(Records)
^^^^^^^^

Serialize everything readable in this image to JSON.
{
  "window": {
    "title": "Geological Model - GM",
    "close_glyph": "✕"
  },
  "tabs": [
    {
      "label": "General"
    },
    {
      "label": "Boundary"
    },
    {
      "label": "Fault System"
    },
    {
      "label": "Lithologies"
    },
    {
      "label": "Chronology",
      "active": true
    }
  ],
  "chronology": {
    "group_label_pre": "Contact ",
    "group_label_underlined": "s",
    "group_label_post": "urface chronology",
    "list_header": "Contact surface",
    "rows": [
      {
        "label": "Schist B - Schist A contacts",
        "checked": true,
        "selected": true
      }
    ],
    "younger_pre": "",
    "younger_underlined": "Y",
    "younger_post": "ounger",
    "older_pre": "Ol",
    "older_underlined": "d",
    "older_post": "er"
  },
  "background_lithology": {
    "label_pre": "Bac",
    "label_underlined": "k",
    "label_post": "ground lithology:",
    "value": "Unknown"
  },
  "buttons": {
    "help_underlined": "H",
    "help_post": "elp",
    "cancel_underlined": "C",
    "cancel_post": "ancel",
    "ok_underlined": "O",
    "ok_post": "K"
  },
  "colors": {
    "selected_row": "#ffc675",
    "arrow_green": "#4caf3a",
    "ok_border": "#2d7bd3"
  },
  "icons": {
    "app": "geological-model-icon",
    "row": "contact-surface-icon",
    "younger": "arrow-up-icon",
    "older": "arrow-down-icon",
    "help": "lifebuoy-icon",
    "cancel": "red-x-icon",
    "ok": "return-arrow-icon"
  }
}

^^^^^^^^

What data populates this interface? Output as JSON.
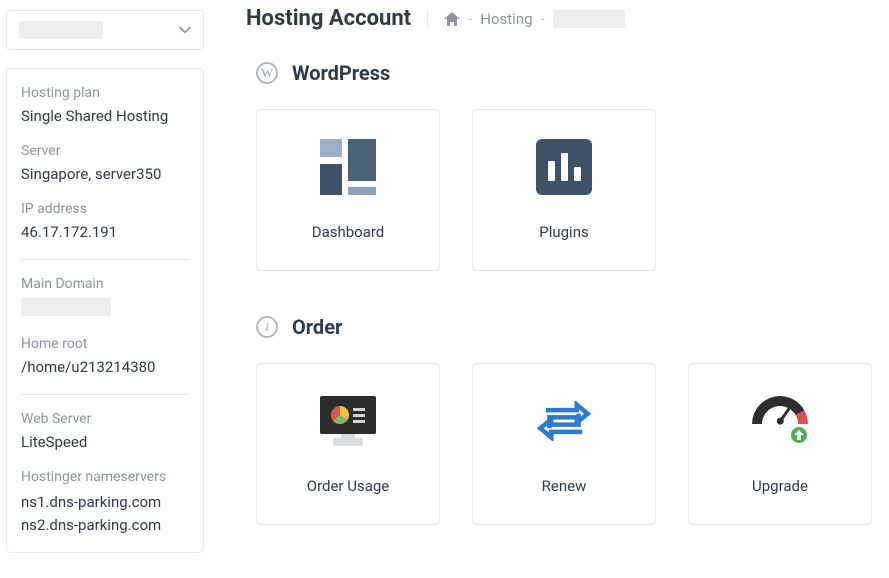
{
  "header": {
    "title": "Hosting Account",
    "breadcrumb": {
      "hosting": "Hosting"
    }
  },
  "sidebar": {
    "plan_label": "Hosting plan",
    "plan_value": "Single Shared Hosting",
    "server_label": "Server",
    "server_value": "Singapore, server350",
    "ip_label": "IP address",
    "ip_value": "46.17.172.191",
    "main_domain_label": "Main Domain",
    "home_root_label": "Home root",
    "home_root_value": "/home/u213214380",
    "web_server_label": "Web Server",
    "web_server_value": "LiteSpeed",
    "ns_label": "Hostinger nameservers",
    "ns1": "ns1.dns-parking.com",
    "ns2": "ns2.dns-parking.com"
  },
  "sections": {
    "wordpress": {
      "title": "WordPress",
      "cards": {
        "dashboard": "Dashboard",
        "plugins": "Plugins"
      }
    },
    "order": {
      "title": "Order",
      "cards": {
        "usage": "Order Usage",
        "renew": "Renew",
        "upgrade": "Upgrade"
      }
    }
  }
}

^^^^^^^^

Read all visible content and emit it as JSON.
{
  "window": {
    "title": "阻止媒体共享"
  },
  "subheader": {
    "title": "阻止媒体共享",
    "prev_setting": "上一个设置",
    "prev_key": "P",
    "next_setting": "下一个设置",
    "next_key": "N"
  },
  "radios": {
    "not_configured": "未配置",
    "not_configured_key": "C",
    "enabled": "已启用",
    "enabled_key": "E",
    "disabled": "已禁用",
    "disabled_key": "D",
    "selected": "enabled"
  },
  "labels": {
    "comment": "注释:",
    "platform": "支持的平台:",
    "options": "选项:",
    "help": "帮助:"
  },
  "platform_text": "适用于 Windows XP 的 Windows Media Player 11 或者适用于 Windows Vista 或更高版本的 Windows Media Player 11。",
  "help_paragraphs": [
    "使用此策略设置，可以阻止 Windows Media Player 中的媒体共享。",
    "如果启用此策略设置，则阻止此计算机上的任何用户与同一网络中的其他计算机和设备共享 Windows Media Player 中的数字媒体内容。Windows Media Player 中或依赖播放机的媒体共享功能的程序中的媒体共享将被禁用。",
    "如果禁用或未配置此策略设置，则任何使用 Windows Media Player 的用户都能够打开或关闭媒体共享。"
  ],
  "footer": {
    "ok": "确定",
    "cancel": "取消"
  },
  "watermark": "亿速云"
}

^^^^^^^^

◆ **Stated task**
Track down every line with the word "JSON" and copy it.

◆ **Solved problem**
Serialize everything readable in this image to JSON.
What data populates this interface? Output as JSON.
Read all visible content and emit it as JSON.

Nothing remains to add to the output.